-- BEGIN THE RECORDS --

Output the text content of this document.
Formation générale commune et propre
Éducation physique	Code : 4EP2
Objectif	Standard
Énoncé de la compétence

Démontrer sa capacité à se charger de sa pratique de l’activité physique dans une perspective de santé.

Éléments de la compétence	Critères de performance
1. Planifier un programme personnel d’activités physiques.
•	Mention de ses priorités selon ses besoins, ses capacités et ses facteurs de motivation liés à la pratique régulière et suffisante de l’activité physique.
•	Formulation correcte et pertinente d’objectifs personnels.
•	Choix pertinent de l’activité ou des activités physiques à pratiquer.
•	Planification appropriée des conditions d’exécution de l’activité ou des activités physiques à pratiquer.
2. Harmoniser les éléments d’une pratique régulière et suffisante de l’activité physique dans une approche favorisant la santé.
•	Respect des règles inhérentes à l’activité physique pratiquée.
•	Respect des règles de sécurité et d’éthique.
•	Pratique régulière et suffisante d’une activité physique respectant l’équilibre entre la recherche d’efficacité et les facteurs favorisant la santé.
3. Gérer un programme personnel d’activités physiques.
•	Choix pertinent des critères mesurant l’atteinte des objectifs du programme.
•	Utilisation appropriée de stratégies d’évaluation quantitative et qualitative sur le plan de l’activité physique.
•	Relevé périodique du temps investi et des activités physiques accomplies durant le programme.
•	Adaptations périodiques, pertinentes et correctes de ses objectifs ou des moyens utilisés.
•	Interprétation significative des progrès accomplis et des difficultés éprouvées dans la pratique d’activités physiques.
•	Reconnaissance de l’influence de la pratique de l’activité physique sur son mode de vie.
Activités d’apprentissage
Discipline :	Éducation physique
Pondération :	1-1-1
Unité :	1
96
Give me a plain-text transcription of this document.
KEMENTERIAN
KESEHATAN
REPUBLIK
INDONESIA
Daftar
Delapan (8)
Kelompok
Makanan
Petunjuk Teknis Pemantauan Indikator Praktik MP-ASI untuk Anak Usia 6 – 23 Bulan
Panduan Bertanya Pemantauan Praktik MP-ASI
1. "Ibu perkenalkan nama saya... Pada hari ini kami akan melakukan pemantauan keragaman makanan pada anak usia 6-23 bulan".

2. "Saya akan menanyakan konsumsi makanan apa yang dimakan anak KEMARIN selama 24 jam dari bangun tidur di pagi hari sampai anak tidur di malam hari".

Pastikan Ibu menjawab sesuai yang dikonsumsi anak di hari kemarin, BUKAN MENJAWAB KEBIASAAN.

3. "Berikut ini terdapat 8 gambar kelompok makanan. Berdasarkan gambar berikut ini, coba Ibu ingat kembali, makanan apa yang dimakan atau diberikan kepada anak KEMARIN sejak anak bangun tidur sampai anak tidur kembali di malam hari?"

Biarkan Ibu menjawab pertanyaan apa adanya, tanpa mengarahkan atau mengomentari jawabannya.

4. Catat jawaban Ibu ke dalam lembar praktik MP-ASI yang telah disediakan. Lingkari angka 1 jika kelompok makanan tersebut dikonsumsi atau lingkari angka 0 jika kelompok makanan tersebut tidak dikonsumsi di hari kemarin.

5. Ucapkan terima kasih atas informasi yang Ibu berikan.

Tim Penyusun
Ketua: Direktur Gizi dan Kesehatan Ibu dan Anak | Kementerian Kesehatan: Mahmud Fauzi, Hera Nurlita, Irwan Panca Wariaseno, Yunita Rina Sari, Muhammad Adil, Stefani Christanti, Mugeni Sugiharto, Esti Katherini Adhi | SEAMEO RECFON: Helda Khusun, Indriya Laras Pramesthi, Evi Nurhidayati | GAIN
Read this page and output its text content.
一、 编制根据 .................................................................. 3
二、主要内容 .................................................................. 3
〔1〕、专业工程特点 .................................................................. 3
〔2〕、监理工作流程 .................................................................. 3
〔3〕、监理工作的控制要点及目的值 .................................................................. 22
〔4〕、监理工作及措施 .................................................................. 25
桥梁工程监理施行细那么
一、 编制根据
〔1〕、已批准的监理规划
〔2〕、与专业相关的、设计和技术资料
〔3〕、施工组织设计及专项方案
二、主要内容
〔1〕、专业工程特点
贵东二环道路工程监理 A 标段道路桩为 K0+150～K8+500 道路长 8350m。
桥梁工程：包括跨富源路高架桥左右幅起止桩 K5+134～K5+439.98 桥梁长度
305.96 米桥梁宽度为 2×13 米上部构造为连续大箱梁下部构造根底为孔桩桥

-- END THE RECORDS --

**STATED TASK:** Copy every record above exactly as it appears.

**WRITTEN ANSWER:**
Output the text content of this document.
Formation générale commune et propre
Éducation physique	Code : 4EP2
Objectif	Standard
Énoncé de la compétence

Démontrer sa capacité à se charger de sa pratique de l’activité physique dans une perspective de santé.

Éléments de la compétence	Critères de performance
1. Planifier un programme personnel d’activités physiques.
•	Mention de ses priorités selon ses besoins, ses capacités et ses facteurs de motivation liés à la pratique régulière et suffisante de l’activité physique.
•	Formulation correcte et pertinente d’objectifs personnels.
•	Choix pertinent de l’activité ou des activités physiques à pratiquer.
•	Planification appropriée des conditions d’exécution de l’activité ou des activités physiques à pratiquer.
2. Harmoniser les éléments d’une pratique régulière et suffisante de l’activité physique dans une approche favorisant la santé.
•	Respect des règles inhérentes à l’activité physique pratiquée.
•	Respect des règles de sécurité et d’éthique.
•	Pratique régulière et suffisante d’une activité physique respectant l’équilibre entre la recherche d’efficacité et les facteurs favorisant la santé.
3. Gérer un programme personnel d’activités physiques.
•	Choix pertinent des critères mesurant l’atteinte des objectifs du programme.
•	Utilisation appropriée de stratégies d’évaluation quantitative et qualitative sur le plan de l’activité physique.
•	Relevé périodique du temps investi et des activités physiques accomplies durant le programme.
•	Adaptations périodiques, pertinentes et correctes de ses objectifs ou des moyens utilisés.
•	Interprétation significative des progrès accomplis et des difficultés éprouvées dans la pratique d’activités physiques.
•	Reconnaissance de l’influence de la pratique de l’activité physique sur son mode de vie.
Activités d’apprentissage
Discipline :	Éducation physique
Pondération :	1-1-1
Unité :	1
96
Give me a plain-text transcription of this document.
KEMENTERIAN
KESEHATAN
REPUBLIK
INDONESIA
Daftar
Delapan (8)
Kelompok
Makanan
Petunjuk Teknis Pemantauan Indikator Praktik MP-ASI untuk Anak Usia 6 – 23 Bulan
Panduan Bertanya Pemantauan Praktik MP-ASI
1. "Ibu perkenalkan nama saya... Pada hari ini kami akan melakukan pemantauan keragaman makanan pada anak usia 6-23 bulan".

2. "Saya akan menanyakan konsumsi makanan apa yang dimakan anak KEMARIN selama 24 jam dari bangun tidur di pagi hari sampai anak tidur di malam hari".

Pastikan Ibu menjawab sesuai yang dikonsumsi anak di hari kemarin, BUKAN MENJAWAB KEBIASAAN.

3. "Berikut ini terdapat 8 gambar kelompok makanan. Berdasarkan gambar berikut ini, coba Ibu ingat kembali, makanan apa yang dimakan atau diberikan kepada anak KEMARIN sejak anak bangun tidur sampai anak tidur kembali di malam hari?"

Biarkan Ibu menjawab pertanyaan apa adanya, tanpa mengarahkan atau mengomentari jawabannya.

4. Catat jawaban Ibu ke dalam lembar praktik MP-ASI yang telah disediakan. Lingkari angka 1 jika kelompok makanan tersebut dikonsumsi atau lingkari angka 0 jika kelompok makanan tersebut tidak dikonsumsi di hari kemarin.

5. Ucapkan terima kasih atas informasi yang Ibu berikan.

Tim Penyusun
Ketua: Direktur Gizi dan Kesehatan Ibu dan Anak | Kementerian Kesehatan: Mahmud Fauzi, Hera Nurlita, Irwan Panca Wariaseno, Yunita Rina Sari, Muhammad Adil, Stefani Christanti, Mugeni Sugiharto, Esti Katherini Adhi | SEAMEO RECFON: Helda Khusun, Indriya Laras Pramesthi, Evi Nurhidayati | GAIN
Read this page and output its text content.
一、 编制根据 .................................................................. 3
二、主要内容 .................................................................. 3
〔1〕、专业工程特点 .................................................................. 3
〔2〕、监理工作流程 .................................................................. 3
〔3〕、监理工作的控制要点及目的值 .................................................................. 22
〔4〕、监理工作及措施 .................................................................. 25
桥梁工程监理施行细那么
一、 编制根据
〔1〕、已批准的监理规划
〔2〕、与专业相关的、设计和技术资料
〔3〕、施工组织设计及专项方案
二、主要内容
〔1〕、专业工程特点
贵东二环道路工程监理 A 标段道路桩为 K0+150～K8+500 道路长 8350m。
桥梁工程：包括跨富源路高架桥左右幅起止桩 K5+134～K5+439.98 桥梁长度
305.96 米桥梁宽度为 2×13 米上部构造为连续大箱梁下部构造根底为孔桩桥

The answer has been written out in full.